━━ Task data ━━

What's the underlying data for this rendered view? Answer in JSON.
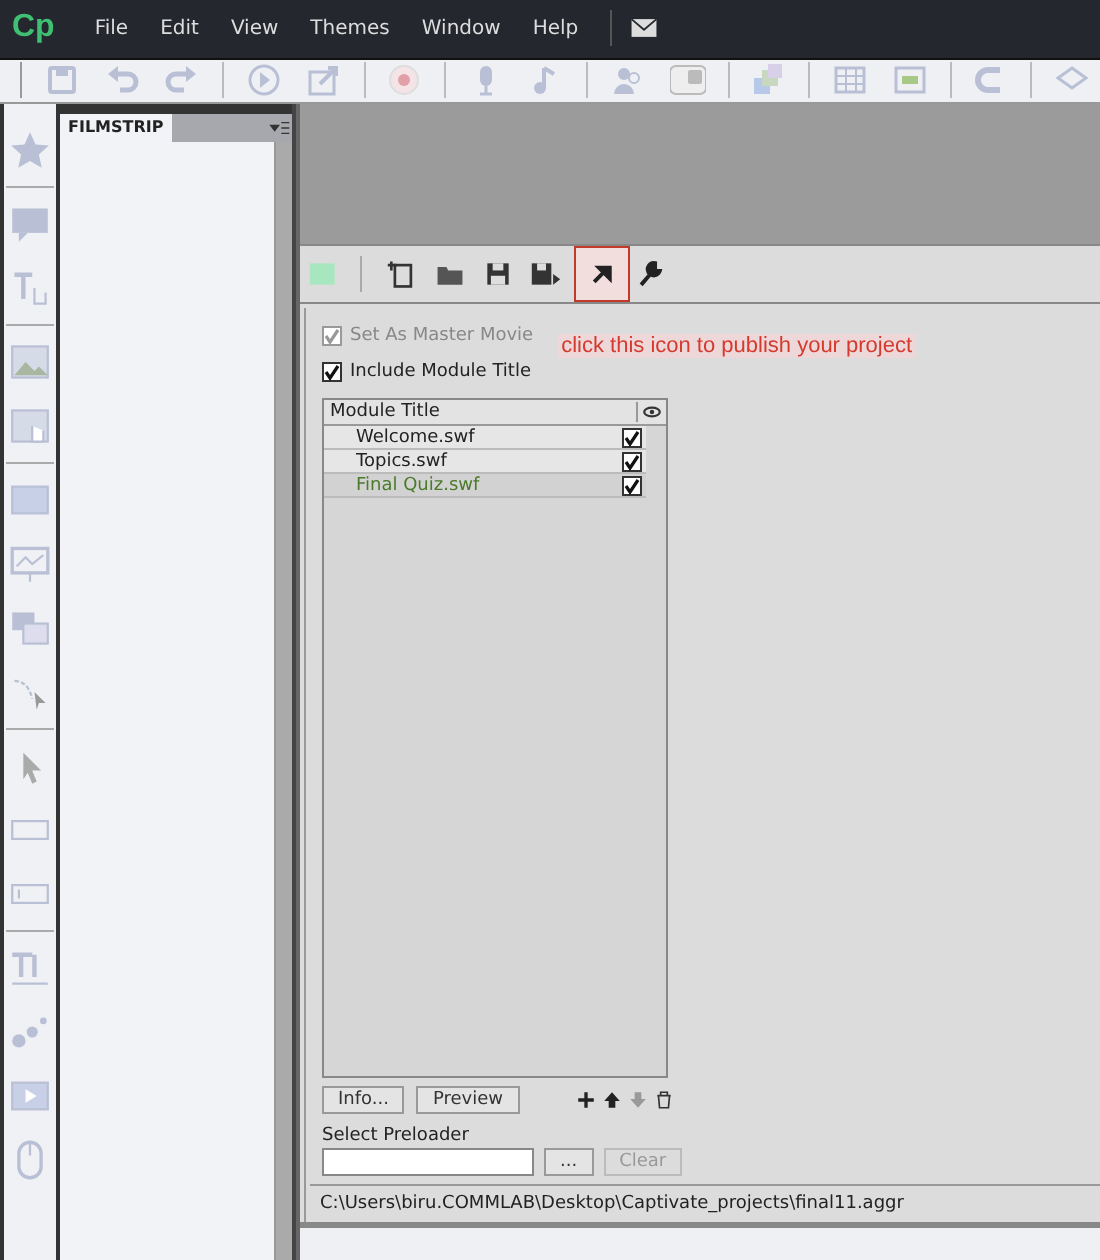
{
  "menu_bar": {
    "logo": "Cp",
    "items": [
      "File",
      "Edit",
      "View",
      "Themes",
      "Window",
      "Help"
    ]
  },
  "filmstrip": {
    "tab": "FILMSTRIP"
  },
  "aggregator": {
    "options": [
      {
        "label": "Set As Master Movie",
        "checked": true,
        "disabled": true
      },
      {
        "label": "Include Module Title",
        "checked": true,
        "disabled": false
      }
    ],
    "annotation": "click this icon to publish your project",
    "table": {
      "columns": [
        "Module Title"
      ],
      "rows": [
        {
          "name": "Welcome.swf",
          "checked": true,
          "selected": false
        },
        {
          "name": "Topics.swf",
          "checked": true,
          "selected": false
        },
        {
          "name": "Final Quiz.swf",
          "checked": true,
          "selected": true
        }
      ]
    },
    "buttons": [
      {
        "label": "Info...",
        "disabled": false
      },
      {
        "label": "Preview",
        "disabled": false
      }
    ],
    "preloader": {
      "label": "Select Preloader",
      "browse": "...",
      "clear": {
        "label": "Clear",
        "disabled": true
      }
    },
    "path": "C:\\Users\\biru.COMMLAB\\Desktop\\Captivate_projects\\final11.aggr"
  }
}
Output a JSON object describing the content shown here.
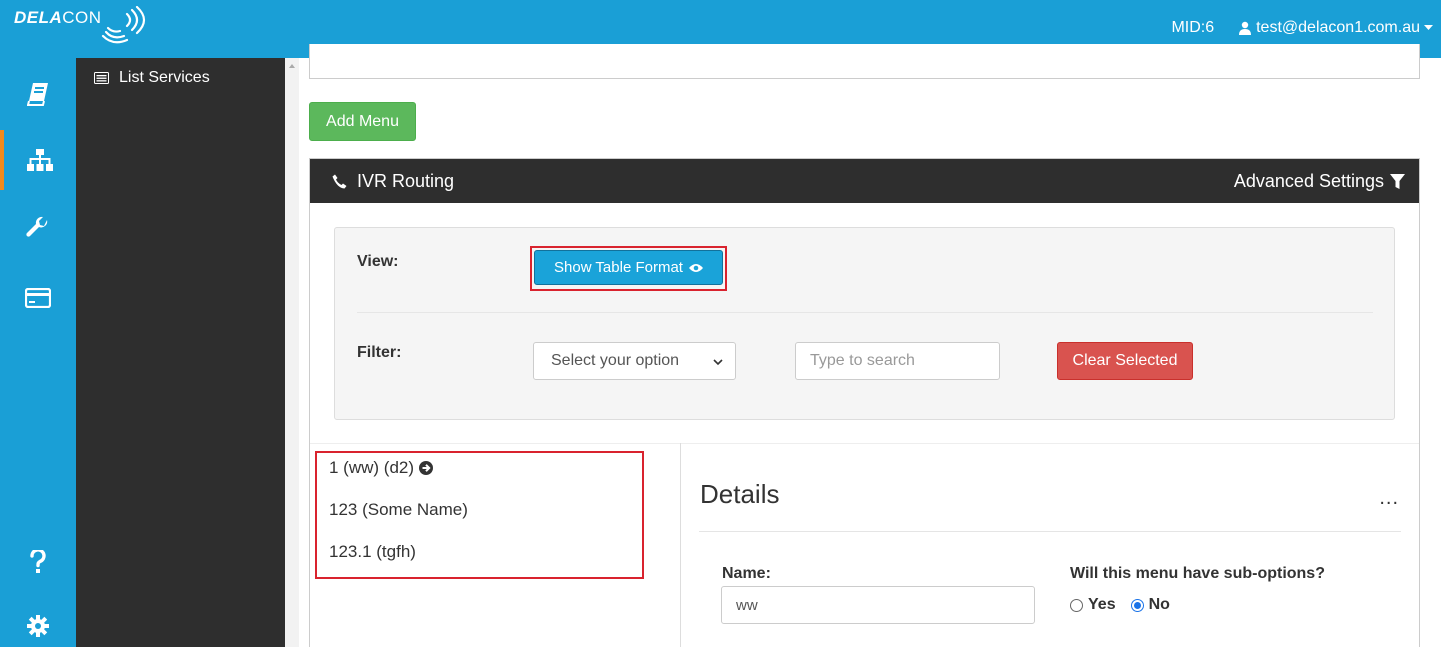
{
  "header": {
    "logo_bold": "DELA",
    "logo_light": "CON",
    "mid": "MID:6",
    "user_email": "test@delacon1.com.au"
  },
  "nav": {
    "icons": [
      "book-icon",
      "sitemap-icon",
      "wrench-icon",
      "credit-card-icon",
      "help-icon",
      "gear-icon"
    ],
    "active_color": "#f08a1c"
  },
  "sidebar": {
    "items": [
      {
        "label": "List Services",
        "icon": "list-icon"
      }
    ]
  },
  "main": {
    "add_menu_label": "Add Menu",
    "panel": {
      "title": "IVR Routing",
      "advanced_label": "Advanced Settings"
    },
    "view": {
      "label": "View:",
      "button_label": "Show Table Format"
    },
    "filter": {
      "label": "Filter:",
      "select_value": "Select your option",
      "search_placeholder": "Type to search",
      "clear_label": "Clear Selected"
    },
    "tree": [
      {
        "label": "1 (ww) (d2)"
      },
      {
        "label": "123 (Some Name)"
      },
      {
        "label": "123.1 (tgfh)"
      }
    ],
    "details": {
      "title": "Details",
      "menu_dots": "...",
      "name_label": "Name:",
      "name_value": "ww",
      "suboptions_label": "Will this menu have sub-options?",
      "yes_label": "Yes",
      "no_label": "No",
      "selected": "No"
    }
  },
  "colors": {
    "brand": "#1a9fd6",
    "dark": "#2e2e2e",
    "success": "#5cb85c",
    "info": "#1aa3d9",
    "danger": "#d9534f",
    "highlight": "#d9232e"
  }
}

━━━

Your task –
Select all lines with the word "this" from the entries above.

Answer to the problem –
What's the underlying data for this rendered view? Answer in JSON.
    "annotation": "click this icon to publish your project",
      "suboptions_label": "Will this menu have sub-options?",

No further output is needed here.